ЛЕОНИДЪ АНДРЕЕВЪ.

I.

Поэзія страха до безконечности сложна и разнообразна въ своихъ проявленіяхъ; прихотливо округляющіяся, развѣтвляющіяся линіи ея психологическихъ узоровъ полны самихъ тонкихъ и сложныхъ изгибовъ, самыхъ неожиданныхъ изломовъ, характерныхъ пересѣченій, скрещеній, запутанныхъ узловъ. Ужасы смерти повсюду граничатъ съ не менѣе пугающими, страшными ужасами жизни; тайна смерти, загадки міровъ иныхъ сливаются съ тайною жизни, съ непостижимымъ и страннымъ въ этомъ мірѣ. Страшна и таинственна смерть, окутанная непроницаемой тайной вѣчной ночи, но страшна и полна своихъ собственныхъ тайнъ и жизнь. Напряженный, мистически настроенный взоръ художника открываетъ скрытыя пропасти, глубины и бездны, устремляясь въ міръ необычайнаго, сверхъестественнаго, отыскивая странное, загадочное, поразительное, необъяснимое, чудесное. На этой канвѣ выводилъ свои прихотливые, фантастическіе узоры и мистическій романтизмъ всѣхъ временъ и народовъ. У всѣхъ на памяти страницы исторіи литературы, окрашенныя въ этотъ своеобразный цвѣтъ поэзіи ужасовъ, необычайнаго, фантастическаго, въ основѣ которой нерѣдко лежатъ развѣтвленія чувства страха смерти, обостренное и изощренное ощущеніе потусторонняго, нездѣшняго... Рядомъ съ отраженіемъ тайны смерти въ явленіяхъ жизни, рядомъ съ ужасами гроба, замогильныхъ призраковъ и тѣней, сверхъестественныхъ видѣній и неестественныхъ чудесъ, открываются загадки и странности въ самой жизни, въ ея признанной реальности, въ дѣйствительности обыденной жизни. Творческія нити, изъ которыхъ сплетается узорчатая ткань поэзіи страха, все утончаются и усложняются въ плетеніи; ткань становится нѣжнѣе, узоры рисунка мельче, извилистѣе, прихотливѣе, съ виду проще, но по существу сложнѣе. Убываетъ искусственная запутанность, грубость аффектаціи, дѣланная изощренность стиля, придуманность. Поэзія страха обогащается мельчайшими оттѣнками, обильной роскошью тоновъ и красокъ, углубленій и развѣтвленій. Страхъ смерти, утончаясь и осложняясь, становится страхомъ жизни, специфическіе ужасы необычайнаго, сверхъестественнаго, фантастическаго смѣняются ужасами обыкновеннаго, зауряднаго, естественнаго. Нарочитое страшное менѣе страшитъ, чѣмъ нестрашное, страшное открывается въ нестрашномъ, естественное кажется неестественнымъ, обыденное, нормальное -- пугаетъ и кажется ненормальнымъ, ужаснымъ, не менѣе темной ночи пугаетъ ясный день.

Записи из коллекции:
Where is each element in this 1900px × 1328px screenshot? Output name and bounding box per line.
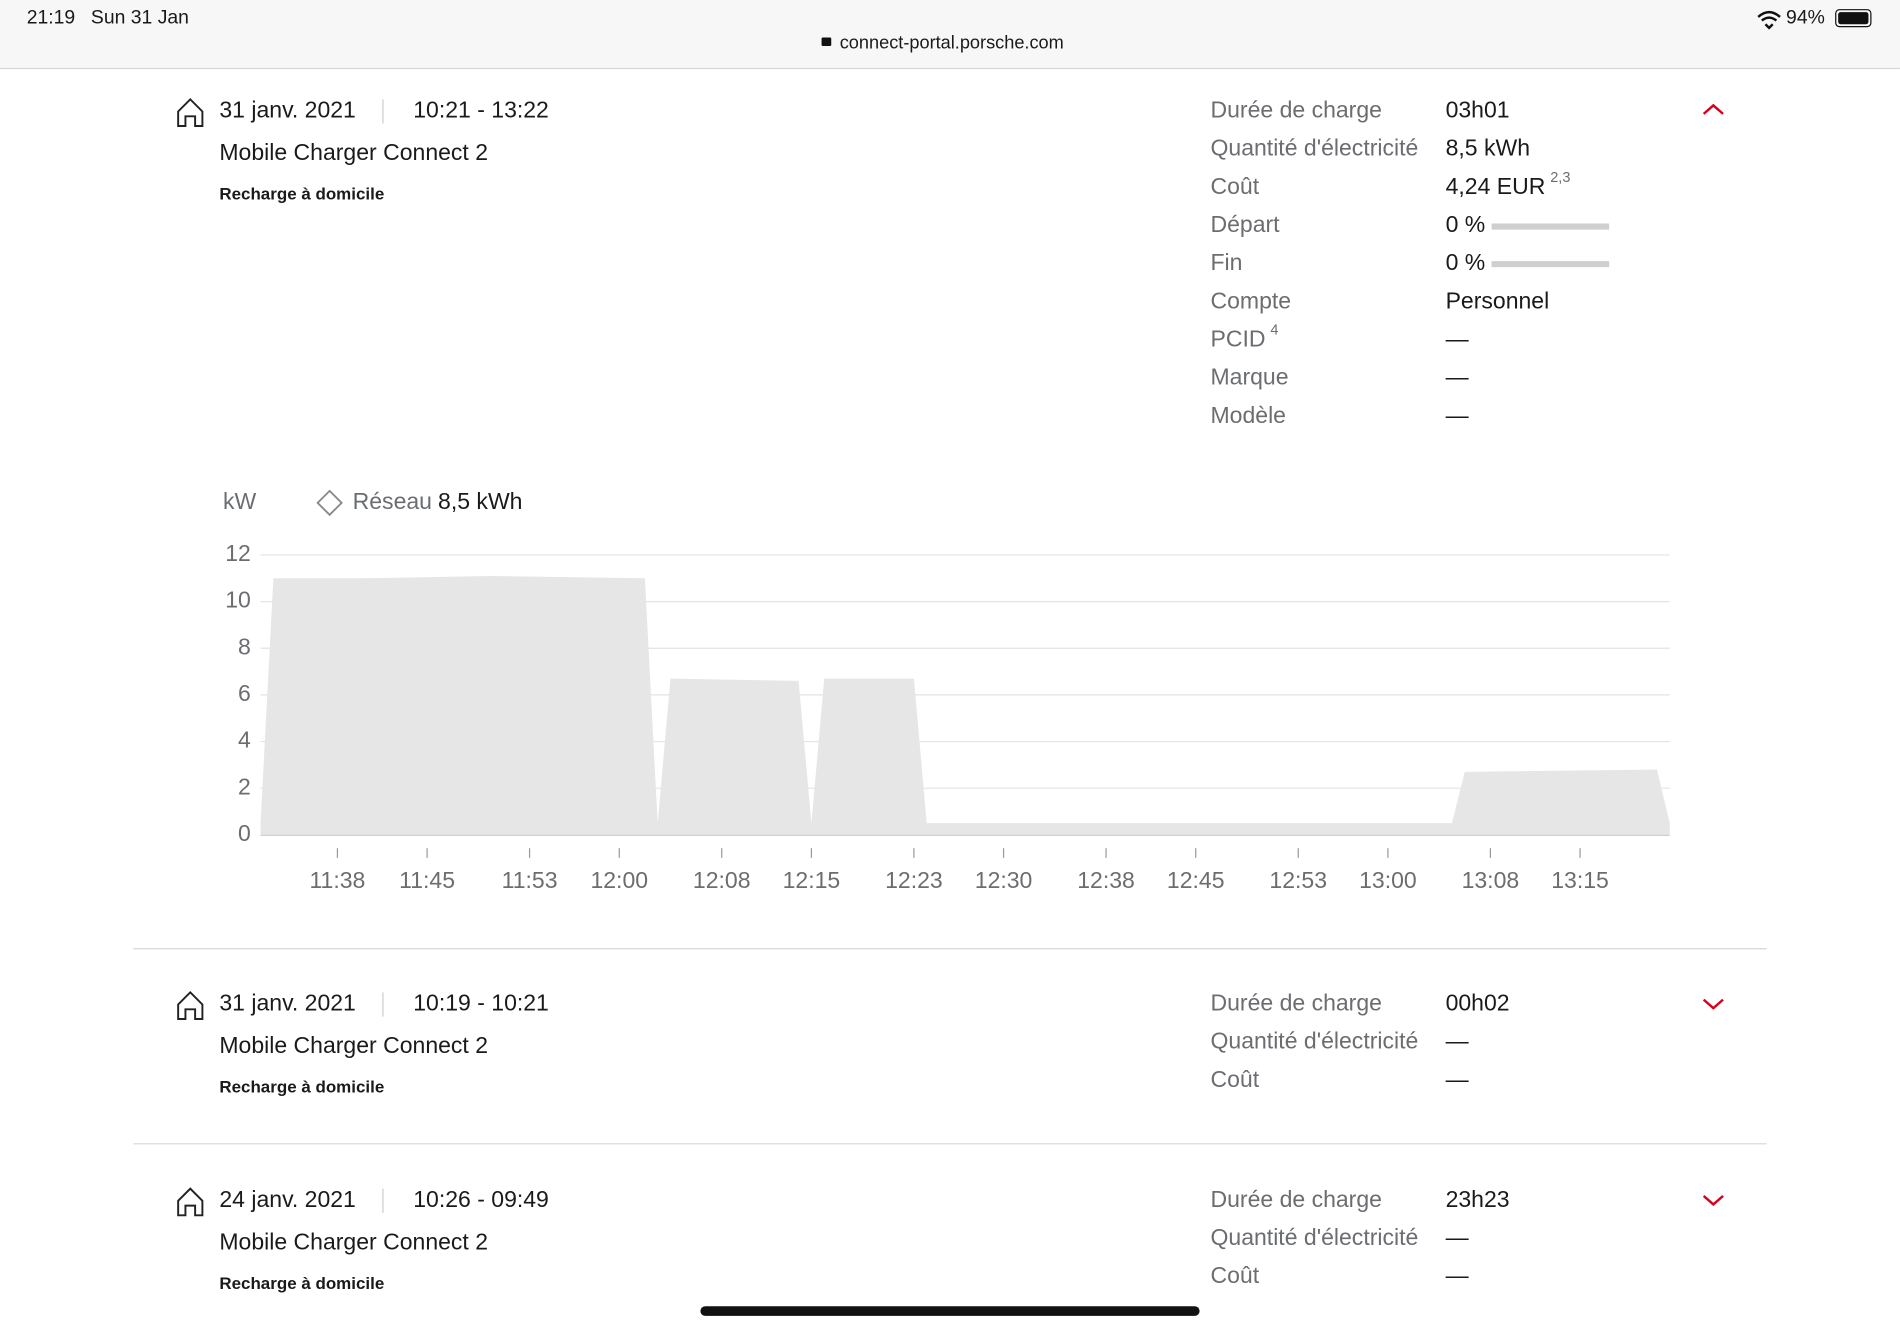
detail-label: Quantité d'électricité: [1211, 1224, 1419, 1250]
session-time: 10:19 - 10:21: [413, 990, 549, 1016]
battery-fill: [1838, 12, 1869, 25]
session-date: 31 janv. 2021: [219, 990, 356, 1016]
clock: 21:19: [27, 6, 76, 28]
x-tick-label: 13:00: [1359, 867, 1417, 893]
session-date: 24 janv. 2021: [219, 1186, 356, 1212]
chevron[interactable]: [1702, 103, 1724, 115]
charger-name: Mobile Charger Connect 2: [219, 1032, 488, 1058]
x-tick-label: 12:08: [693, 867, 751, 893]
detail-label: Durée de charge: [1211, 97, 1382, 123]
detail-label: PCID: [1211, 326, 1266, 352]
detail-label: Modèle: [1211, 402, 1287, 428]
x-tick-label: 13:15: [1551, 867, 1609, 893]
legend-name: Réseau: [353, 488, 432, 514]
legend-value: 8,5 kWh: [438, 488, 522, 514]
session-time: 10:21 - 13:22: [413, 97, 549, 123]
detail-value: —: [1446, 1262, 1470, 1288]
y-tick-label: 8: [238, 633, 251, 659]
home-icon: [177, 97, 204, 127]
detail-value: —: [1446, 1028, 1470, 1054]
detail-value: —: [1446, 1066, 1470, 1092]
wifi-icon: [1757, 10, 1781, 30]
detail-label: Durée de charge: [1211, 990, 1382, 1016]
detail-label: Durée de charge: [1211, 1186, 1382, 1212]
detail-label: Coût: [1211, 1262, 1260, 1288]
home-icon: [177, 1187, 204, 1217]
charge-kind: Recharge à domicile: [219, 185, 384, 204]
x-tick-label: 13:08: [1462, 867, 1520, 893]
detail-value: —: [1446, 326, 1470, 352]
detail-label: Quantité d'électricité: [1211, 1028, 1419, 1054]
charge-kind: Recharge à domicile: [219, 1078, 384, 1097]
x-tick-label: 12:53: [1269, 867, 1327, 893]
y-tick-label: 6: [238, 680, 251, 706]
detail-value: Personnel: [1446, 287, 1550, 313]
detail-value: 03h01: [1446, 97, 1510, 123]
y-tick-label: 2: [238, 773, 251, 799]
detail-label: Coût: [1211, 1066, 1260, 1092]
detail-label: Départ: [1211, 211, 1281, 237]
date: Sun 31 Jan: [91, 6, 189, 28]
x-tick-label: 12:15: [783, 867, 841, 893]
y-tick-label: 10: [225, 587, 251, 613]
detail-label: Quantité d'électricité: [1211, 135, 1419, 161]
charge-kind: Recharge à domicile: [219, 1274, 384, 1293]
detail-value: 4,24 EUR: [1446, 173, 1546, 199]
session-date: 31 janv. 2021: [219, 97, 356, 123]
y-tick-label: 12: [225, 540, 251, 566]
detail-value: 00h02: [1446, 990, 1510, 1016]
x-tick-label: 12:00: [590, 867, 648, 893]
detail-value: 23h23: [1446, 1186, 1510, 1212]
lock-icon: [821, 37, 832, 47]
x-tick-label: 12:23: [885, 867, 943, 893]
detail-label: Marque: [1211, 364, 1289, 390]
x-tick-label: 12:45: [1167, 867, 1225, 893]
y-tick-label: 4: [238, 727, 251, 753]
x-tick-label: 12:30: [975, 867, 1033, 893]
area: [260, 575, 1670, 835]
x-tick-label: 12:38: [1077, 867, 1135, 893]
detail-value: 8,5 kWh: [1446, 135, 1530, 161]
x-tick-label: 11:45: [399, 867, 455, 893]
y-tick-label: 0: [238, 820, 251, 846]
detail-label: Compte: [1211, 287, 1292, 313]
detail-label: Fin: [1211, 249, 1243, 275]
detail-value: —: [1446, 364, 1470, 390]
chevron[interactable]: [1702, 998, 1724, 1010]
session-time: 10:26 - 09:49: [413, 1186, 549, 1212]
x-tick-label: 11:38: [309, 867, 365, 893]
detail-label-sup: 4: [1270, 323, 1278, 339]
detail-label: Coût: [1211, 173, 1260, 199]
detail-value: —: [1446, 1224, 1470, 1250]
chevron[interactable]: [1702, 1195, 1724, 1207]
battery-level: 94%: [1786, 6, 1825, 28]
detail-value-sup: 2,3: [1550, 170, 1570, 186]
detail-value: —: [1446, 402, 1470, 428]
charger-name: Mobile Charger Connect 2: [219, 139, 488, 165]
y-unit: kW: [223, 488, 257, 514]
detail-value: 0 %: [1446, 249, 1486, 275]
home-icon: [177, 990, 204, 1020]
legend-swatch: [316, 489, 343, 517]
home-indicator: [700, 1306, 1200, 1316]
battery-icon: [1835, 9, 1872, 28]
x-tick-label: 11:53: [502, 867, 558, 893]
charger-name: Mobile Charger Connect 2: [219, 1228, 488, 1254]
url[interactable]: connect-portal.porsche.com: [840, 32, 1064, 52]
browser-bar: [0, 0, 1900, 68]
detail-value: 0 %: [1446, 211, 1486, 237]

» **Что сделать**:
(A) Перескажите в отрывке абзац, начинающийся словами «Поэзія страха до безконечности сложна», в виде краткого списка, сохранив его основные положения.
(B) Верните из записей строки, начиная со строки, где есть "detail-label: Quantité d'électricité: [1211, 1224, 1419, 1250]", и заканчивая строкой, где есть "y-tick-label: 10: [225, 587, 251, 613]", включая обе.
Текст и записи происходят из разных источников.

» **Решения заданий**:
(A)
- Поэзия страха бесконечно сложна и разнообразна. Её психологические узоры полны тонких изгибов, изломов, пересечений и запутанных узлов.
- Ужасы смерти граничат с ужасами жизни, а тайна смерти сливается с тайной жизни. Страшны и таинственны и смерть, и жизнь.
- Мистически настроенный взор художника открывает скрытые бездны и ищет странное, загадочное, сверхъестественное, чудесное. На этой канве строил свои узоры мистический романтизм всех времён и народов.
- Рядом с ужасами гроба, призраков и неестественных чудес открываются загадки и странности самой обыденной действительности.
- Нити поэзии страха утончаются и усложняются. Узоры становятся мельче и прихотливее, с виду проще, а по существу сложнее. Убывают искусственная запутанность, аффектация и придуманность, зато прибавляются оттенки, тона и краски.
- Страх смерти становится страхом жизни, и ужасы сверхъестественного сменяются ужасами обыкновенного. Страшное открывается в нестрашном, обыденное кажется ненормальным, а ясный день пугает не меньше тёмной ночи.

(B)
detail-label: Quantité d'électricité: [1211, 1224, 1419, 1250]
session-time: 10:19 - 10:21: [413, 990, 549, 1016]
battery-fill: [1838, 12, 1869, 25]
session-date: 31 janv. 2021: [219, 990, 356, 1016]
clock: 21:19: [27, 6, 76, 28]
x-tick-label: 13:00: [1359, 867, 1417, 893]
session-date: 24 janv. 2021: [219, 1186, 356, 1212]
chevron[interactable]: [1702, 103, 1724, 115]
charger-name: Mobile Charger Connect 2: [219, 1032, 488, 1058]
x-tick-label: 12:08: [693, 867, 751, 893]
detail-label: Durée de charge: [1211, 97, 1382, 123]
detail-label: PCID: [1211, 326, 1266, 352]
detail-label: Modèle: [1211, 402, 1287, 428]
x-tick-label: 13:15: [1551, 867, 1609, 893]
legend-name: Réseau: [353, 488, 432, 514]
legend-value: 8,5 kWh: [438, 488, 522, 514]
session-time: 10:21 - 13:22: [413, 97, 549, 123]
detail-value: —: [1446, 1262, 1470, 1288]
y-tick-label: 8: [238, 633, 251, 659]
home-icon: [177, 97, 204, 127]
detail-value: —: [1446, 1028, 1470, 1054]
detail-value: —: [1446, 1066, 1470, 1092]
wifi-icon: [1757, 10, 1781, 30]
detail-label: Durée de charge: [1211, 990, 1382, 1016]
detail-label: Durée de charge: [1211, 1186, 1382, 1212]
detail-label: Coût: [1211, 1262, 1260, 1288]
home-icon: [177, 1187, 204, 1217]
charge-kind: Recharge à domicile: [219, 185, 384, 204]
x-tick-label: 13:08: [1462, 867, 1520, 893]
detail-value: —: [1446, 326, 1470, 352]
detail-label: Quantité d'électricité: [1211, 1028, 1419, 1054]
charge-kind: Recharge à domicile: [219, 1078, 384, 1097]
x-tick-label: 12:53: [1269, 867, 1327, 893]
y-tick-label: 6: [238, 680, 251, 706]
detail-value: Personnel: [1446, 287, 1550, 313]
detail-value: 03h01: [1446, 97, 1510, 123]
y-tick-label: 2: [238, 773, 251, 799]
detail-label: Coût: [1211, 1066, 1260, 1092]
detail-label: Départ: [1211, 211, 1281, 237]
date: Sun 31 Jan: [91, 6, 189, 28]
x-tick-label: 12:15: [783, 867, 841, 893]
y-tick-label: 10: [225, 587, 251, 613]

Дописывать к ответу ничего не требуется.